─── Data provided

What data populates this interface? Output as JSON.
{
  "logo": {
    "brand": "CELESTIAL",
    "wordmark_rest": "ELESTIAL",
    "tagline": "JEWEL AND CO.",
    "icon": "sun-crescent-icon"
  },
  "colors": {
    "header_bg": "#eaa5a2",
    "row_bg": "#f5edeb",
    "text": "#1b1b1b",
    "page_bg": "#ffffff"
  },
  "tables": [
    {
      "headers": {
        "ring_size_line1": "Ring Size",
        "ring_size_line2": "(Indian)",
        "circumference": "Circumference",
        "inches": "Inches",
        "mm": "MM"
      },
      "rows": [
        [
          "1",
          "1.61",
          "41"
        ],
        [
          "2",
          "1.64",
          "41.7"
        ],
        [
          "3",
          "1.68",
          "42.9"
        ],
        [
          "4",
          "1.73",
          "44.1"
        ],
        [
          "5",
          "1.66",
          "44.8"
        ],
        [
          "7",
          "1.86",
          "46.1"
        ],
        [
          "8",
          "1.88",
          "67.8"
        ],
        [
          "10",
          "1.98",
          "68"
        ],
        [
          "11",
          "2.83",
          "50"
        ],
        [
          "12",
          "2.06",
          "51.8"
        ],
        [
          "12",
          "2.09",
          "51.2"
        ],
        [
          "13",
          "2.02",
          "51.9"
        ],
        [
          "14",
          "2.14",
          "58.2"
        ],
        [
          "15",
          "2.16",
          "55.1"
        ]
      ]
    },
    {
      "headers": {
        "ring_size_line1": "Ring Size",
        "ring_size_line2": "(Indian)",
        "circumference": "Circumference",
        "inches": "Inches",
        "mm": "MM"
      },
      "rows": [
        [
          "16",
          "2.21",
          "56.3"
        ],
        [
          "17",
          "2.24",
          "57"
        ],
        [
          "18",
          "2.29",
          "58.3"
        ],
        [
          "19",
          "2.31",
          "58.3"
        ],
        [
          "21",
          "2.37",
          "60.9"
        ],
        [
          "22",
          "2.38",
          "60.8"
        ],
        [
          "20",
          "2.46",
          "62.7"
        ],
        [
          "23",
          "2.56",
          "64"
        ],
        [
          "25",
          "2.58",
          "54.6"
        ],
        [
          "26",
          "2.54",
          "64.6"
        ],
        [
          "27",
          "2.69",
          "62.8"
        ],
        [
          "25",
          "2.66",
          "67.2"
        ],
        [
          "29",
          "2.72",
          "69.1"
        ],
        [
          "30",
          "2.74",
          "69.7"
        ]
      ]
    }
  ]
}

──────

### What to produce
Exactly reproduce every line of the data above.

### Problem solution
What data populates this interface? Output as JSON.
{
  "logo": {
    "brand": "CELESTIAL",
    "wordmark_rest": "ELESTIAL",
    "tagline": "JEWEL AND CO.",
    "icon": "sun-crescent-icon"
  },
  "colors": {
    "header_bg": "#eaa5a2",
    "row_bg": "#f5edeb",
    "text": "#1b1b1b",
    "page_bg": "#ffffff"
  },
  "tables": [
    {
      "headers": {
        "ring_size_line1": "Ring Size",
        "ring_size_line2": "(Indian)",
        "circumference": "Circumference",
        "inches": "Inches",
        "mm": "MM"
      },
      "rows": [
        [
          "1",
          "1.61",
          "41"
        ],
        [
          "2",
          "1.64",
          "41.7"
        ],
        [
          "3",
          "1.68",
          "42.9"
        ],
        [
          "4",
          "1.73",
          "44.1"
        ],
        [
          "5",
          "1.66",
          "44.8"
        ],
        [
          "7",
          "1.86",
          "46.1"
        ],
        [
          "8",
          "1.88",
          "67.8"
        ],
        [
          "10",
          "1.98",
          "68"
        ],
        [
          "11",
          "2.83",
          "50"
        ],
        [
          "12",
          "2.06",
          "51.8"
        ],
        [
          "12",
          "2.09",
          "51.2"
        ],
        [
          "13",
          "2.02",
          "51.9"
        ],
        [
          "14",
          "2.14",
          "58.2"
        ],
        [
          "15",
          "2.16",
          "55.1"
        ]
      ]
    },
    {
      "headers": {
        "ring_size_line1": "Ring Size",
        "ring_size_line2": "(Indian)",
        "circumference": "Circumference",
        "inches": "Inches",
        "mm": "MM"
      },
      "rows": [
        [
          "16",
          "2.21",
          "56.3"
        ],
        [
          "17",
          "2.24",
          "57"
        ],
        [
          "18",
          "2.29",
          "58.3"
        ],
        [
          "19",
          "2.31",
          "58.3"
        ],
        [
          "21",
          "2.37",
          "60.9"
        ],
        [
          "22",
          "2.38",
          "60.8"
        ],
        [
          "20",
          "2.46",
          "62.7"
        ],
        [
          "23",
          "2.56",
          "64"
        ],
        [
          "25",
          "2.58",
          "54.6"
        ],
        [
          "26",
          "2.54",
          "64.6"
        ],
        [
          "27",
          "2.69",
          "62.8"
        ],
        [
          "25",
          "2.66",
          "67.2"
        ],
        [
          "29",
          "2.72",
          "69.1"
        ],
        [
          "30",
          "2.74",
          "69.7"
        ]
      ]
    }
  ]
}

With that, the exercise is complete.